*Task brief*
Copy only the lines from the one containing "Read all visible content and emit it as JSON." through the final line of the records below, exactly as written, with no pictures.

*Dataset rows*
_ _ _ _

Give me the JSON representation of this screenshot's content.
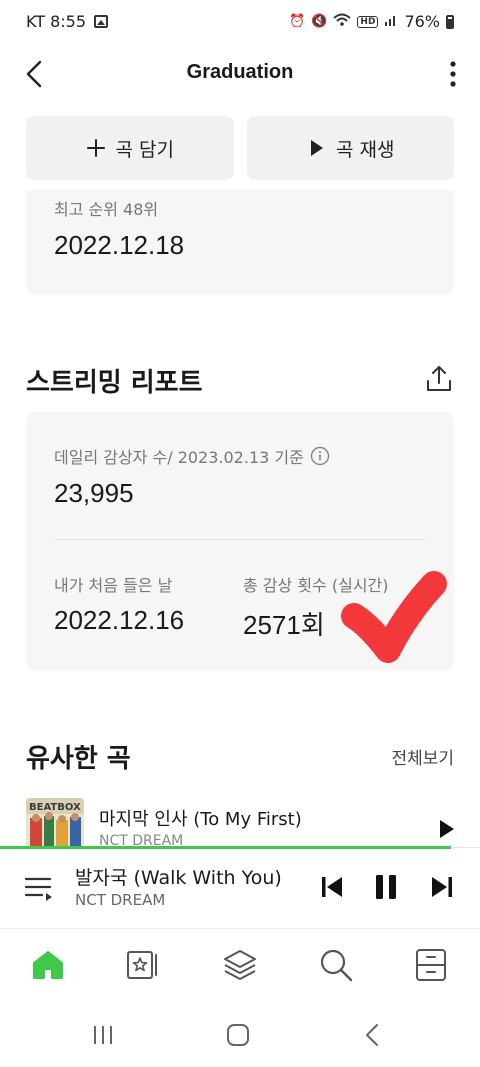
{
  "status_bar": {
    "carrier_time": "KT 8:55",
    "battery": "76%",
    "icons": [
      "alarm-icon",
      "mute-icon",
      "wifi-icon",
      "hd-icon",
      "signal-icon",
      "battery-icon"
    ]
  },
  "header": {
    "title": "Graduation"
  },
  "actions": {
    "add_label": "곡 담기",
    "play_label": "곡 재생"
  },
  "peak": {
    "label": "최고 순위 48위",
    "date": "2022.12.18"
  },
  "report": {
    "title": "스트리밍 리포트",
    "daily_label": "데일리 감상자 수/ 2023.02.13 기준",
    "daily_value": "23,995",
    "first_listen_label": "내가 처음 들은 날",
    "first_listen_value": "2022.12.16",
    "total_label": "총 감상 횟수 (실시간)",
    "total_value": "2571회"
  },
  "similar": {
    "title": "유사한 곡",
    "view_all": "전체보기",
    "songs": [
      {
        "title": "마지막 인사 (To My First)",
        "artist": "NCT DREAM"
      }
    ]
  },
  "now_playing": {
    "title": "발자국 (Walk With You)",
    "artist": "NCT DREAM",
    "progress": 0.94
  },
  "bottom_nav": [
    "home-icon",
    "library-icon",
    "layers-icon",
    "search-icon",
    "storage-icon"
  ],
  "colors": {
    "accent": "#3ec94a",
    "card_bg": "#f6f6f6",
    "button_bg": "#f1f1f1",
    "checkmark": "#f2383a"
  }
}
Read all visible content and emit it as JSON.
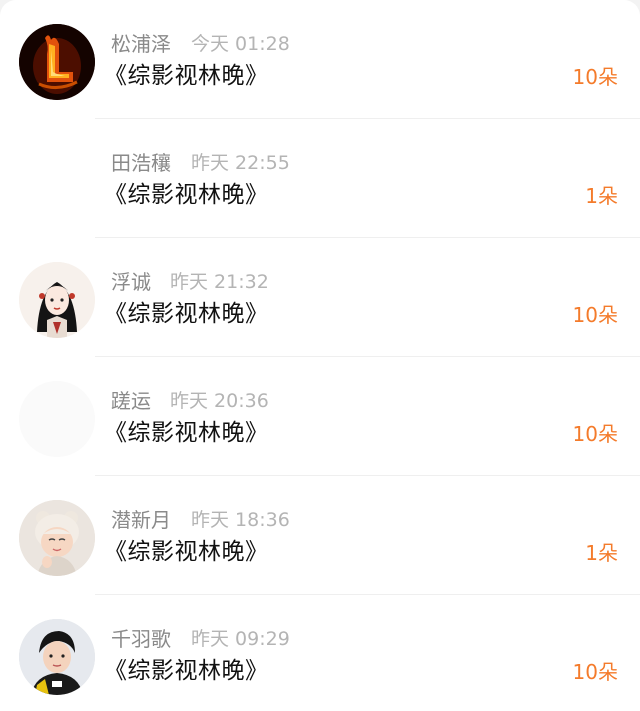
{
  "accent_color": "#f47b2b",
  "rows": [
    {
      "user": "松浦泽",
      "time": "今天 01:28",
      "title": "《综影视林晚》",
      "count": "10朵",
      "avatar": "fire-letter-l-avatar"
    },
    {
      "user": "田浩穰",
      "time": "昨天 22:55",
      "title": "《综影视林晚》",
      "count": "1朵",
      "avatar": "blank-avatar"
    },
    {
      "user": "浮诚",
      "time": "昨天 21:32",
      "title": "《综影视林晚》",
      "count": "10朵",
      "avatar": "anime-girl-avatar"
    },
    {
      "user": "蹉运",
      "time": "昨天 20:36",
      "title": "《综影视林晚》",
      "count": "10朵",
      "avatar": "blank-avatar"
    },
    {
      "user": "潜新月",
      "time": "昨天 18:36",
      "title": "《综影视林晚》",
      "count": "1朵",
      "avatar": "child-bear-hat-avatar"
    },
    {
      "user": "千羽歌",
      "time": "昨天 09:29",
      "title": "《综影视林晚》",
      "count": "10朵",
      "avatar": "boy-portrait-avatar"
    }
  ]
}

_ _ _ _

*Output for this task*
Read all visible content and emit it as JSON.
{
  "accent_color": "#f47b2b",
  "rows": [
    {
      "user": "松浦泽",
      "time": "今天 01:28",
      "title": "《综影视林晚》",
      "count": "10朵",
      "avatar": "fire-letter-l-avatar"
    },
    {
      "user": "田浩穰",
      "time": "昨天 22:55",
      "title": "《综影视林晚》",
      "count": "1朵",
      "avatar": "blank-avatar"
    },
    {
      "user": "浮诚",
      "time": "昨天 21:32",
      "title": "《综影视林晚》",
      "count": "10朵",
      "avatar": "anime-girl-avatar"
    },
    {
      "user": "蹉运",
      "time": "昨天 20:36",
      "title": "《综影视林晚》",
      "count": "10朵",
      "avatar": "blank-avatar"
    },
    {
      "user": "潜新月",
      "time": "昨天 18:36",
      "title": "《综影视林晚》",
      "count": "1朵",
      "avatar": "child-bear-hat-avatar"
    },
    {
      "user": "千羽歌",
      "time": "昨天 09:29",
      "title": "《综影视林晚》",
      "count": "10朵",
      "avatar": "boy-portrait-avatar"
    }
  ]
}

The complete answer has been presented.